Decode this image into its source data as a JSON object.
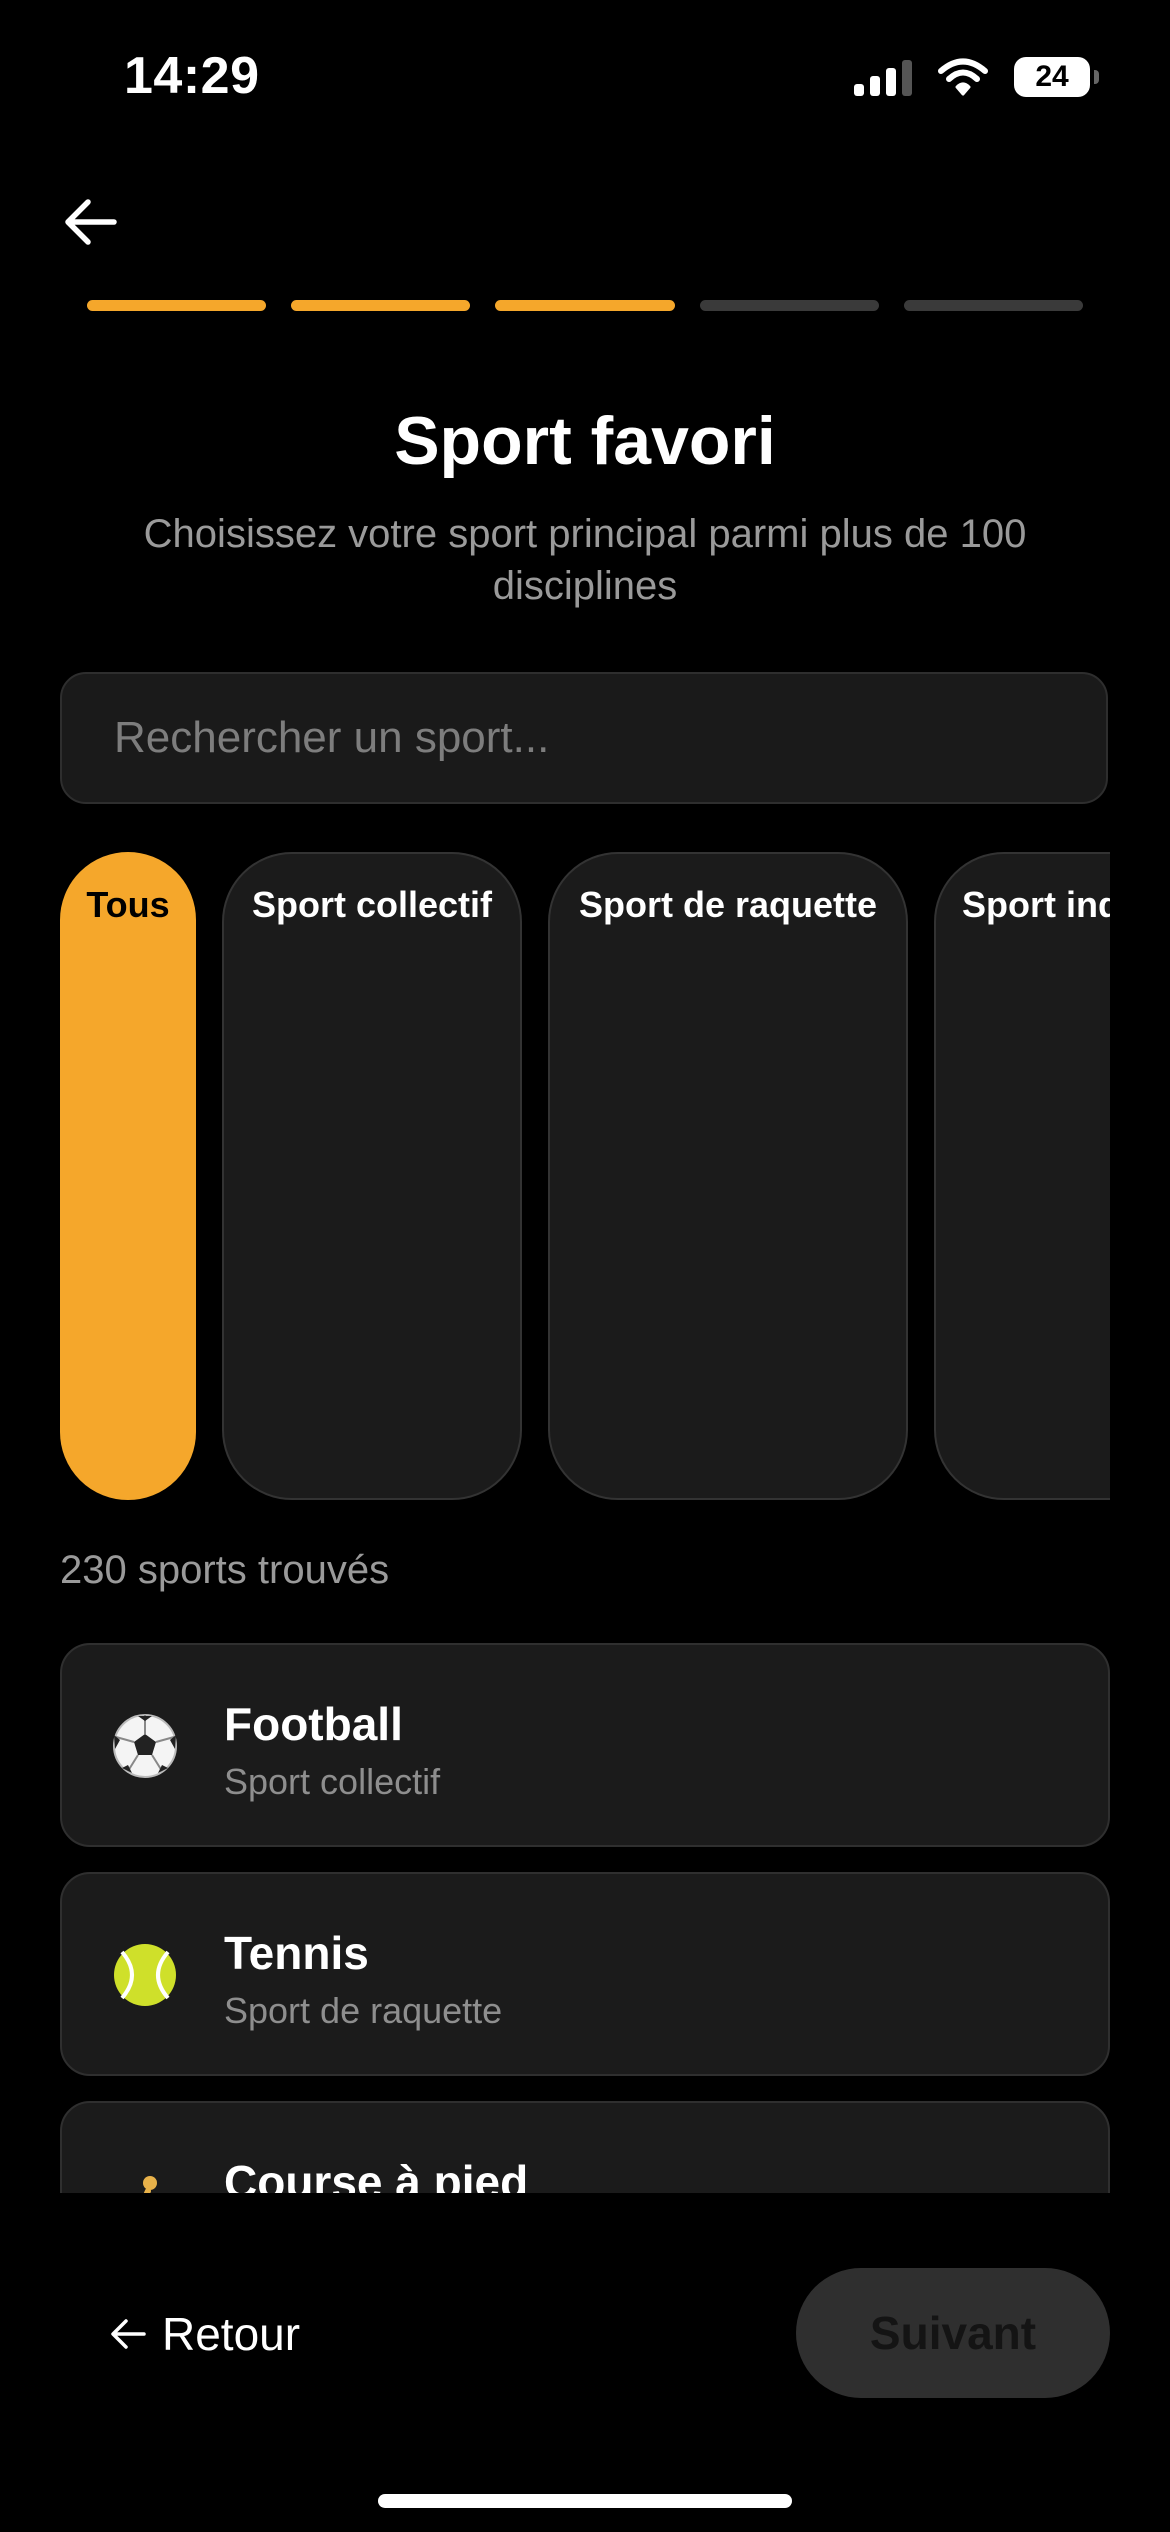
{
  "status_bar": {
    "time": "14:29",
    "battery": "24",
    "icons": [
      "signal-icon",
      "wifi-icon",
      "battery-icon"
    ]
  },
  "progress": {
    "total_steps": 5,
    "completed_steps": 3,
    "active_color": "#f5a72b",
    "inactive_color": "#3a3a3a"
  },
  "header": {
    "title": "Sport favori",
    "subtitle": "Choisissez votre sport principal parmi plus de 100 disciplines"
  },
  "search": {
    "placeholder": "Rechercher un sport...",
    "value": ""
  },
  "filters": {
    "selected": "Tous",
    "items": [
      {
        "label": "Tous",
        "active": true
      },
      {
        "label": "Sport collectif",
        "active": false
      },
      {
        "label": "Sport de raquette",
        "active": false
      },
      {
        "label": "Sport ind",
        "active": false
      }
    ]
  },
  "results": {
    "count_text": "230 sports trouvés",
    "items": [
      {
        "name": "Football",
        "category": "Sport collectif",
        "icon": "soccer-ball-icon"
      },
      {
        "name": "Tennis",
        "category": "Sport de raquette",
        "icon": "tennis-ball-icon"
      },
      {
        "name": "Course à pied",
        "category": "",
        "icon": "runner-icon"
      }
    ]
  },
  "footer": {
    "back_label": "Retour",
    "next_label": "Suivant"
  },
  "colors": {
    "accent": "#f5a72b",
    "background": "#000000",
    "card": "#1b1b1b",
    "muted_text": "#9a9a9a"
  }
}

### Aim
Return only those lines of the records that contain the string "collectif".

### Solution for this exercise
        "label": "Sport collectif",
        "category": "Sport collectif",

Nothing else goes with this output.